» Requirements
Among the entries below, find the lines with "document" and copy them.

» Extracted data entries
-------------------------
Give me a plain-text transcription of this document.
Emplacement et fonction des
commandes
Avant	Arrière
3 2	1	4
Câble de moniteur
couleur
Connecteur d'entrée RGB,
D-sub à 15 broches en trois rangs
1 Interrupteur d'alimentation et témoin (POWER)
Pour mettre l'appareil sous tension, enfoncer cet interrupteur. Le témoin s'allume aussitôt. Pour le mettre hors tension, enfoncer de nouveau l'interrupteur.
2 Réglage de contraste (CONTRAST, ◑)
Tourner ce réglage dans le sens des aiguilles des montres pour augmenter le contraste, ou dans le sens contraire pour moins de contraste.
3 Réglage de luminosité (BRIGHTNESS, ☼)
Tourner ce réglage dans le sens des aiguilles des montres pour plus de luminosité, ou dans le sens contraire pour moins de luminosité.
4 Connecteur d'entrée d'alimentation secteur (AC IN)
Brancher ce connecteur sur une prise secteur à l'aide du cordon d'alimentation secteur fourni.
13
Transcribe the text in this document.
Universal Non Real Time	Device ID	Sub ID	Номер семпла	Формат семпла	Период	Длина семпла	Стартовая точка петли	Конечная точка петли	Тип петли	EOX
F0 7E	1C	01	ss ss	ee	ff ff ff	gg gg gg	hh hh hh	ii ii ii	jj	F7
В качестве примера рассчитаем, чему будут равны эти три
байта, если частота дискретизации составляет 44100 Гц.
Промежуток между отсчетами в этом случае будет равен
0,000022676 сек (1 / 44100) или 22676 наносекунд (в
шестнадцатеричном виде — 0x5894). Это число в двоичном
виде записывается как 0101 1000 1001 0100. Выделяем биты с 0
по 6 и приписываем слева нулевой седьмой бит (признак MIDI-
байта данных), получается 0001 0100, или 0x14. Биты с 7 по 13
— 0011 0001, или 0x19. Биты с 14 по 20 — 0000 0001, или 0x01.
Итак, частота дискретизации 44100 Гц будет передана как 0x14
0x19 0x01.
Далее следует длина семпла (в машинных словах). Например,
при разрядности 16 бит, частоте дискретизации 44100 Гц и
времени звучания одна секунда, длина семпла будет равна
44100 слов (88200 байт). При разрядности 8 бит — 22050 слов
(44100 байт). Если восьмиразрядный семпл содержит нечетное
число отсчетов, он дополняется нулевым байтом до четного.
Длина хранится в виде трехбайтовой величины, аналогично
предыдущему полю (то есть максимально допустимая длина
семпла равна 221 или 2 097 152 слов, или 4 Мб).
-------------------------
» Full response
Give me a plain-text transcription of this document.
Transcribe the text in this document.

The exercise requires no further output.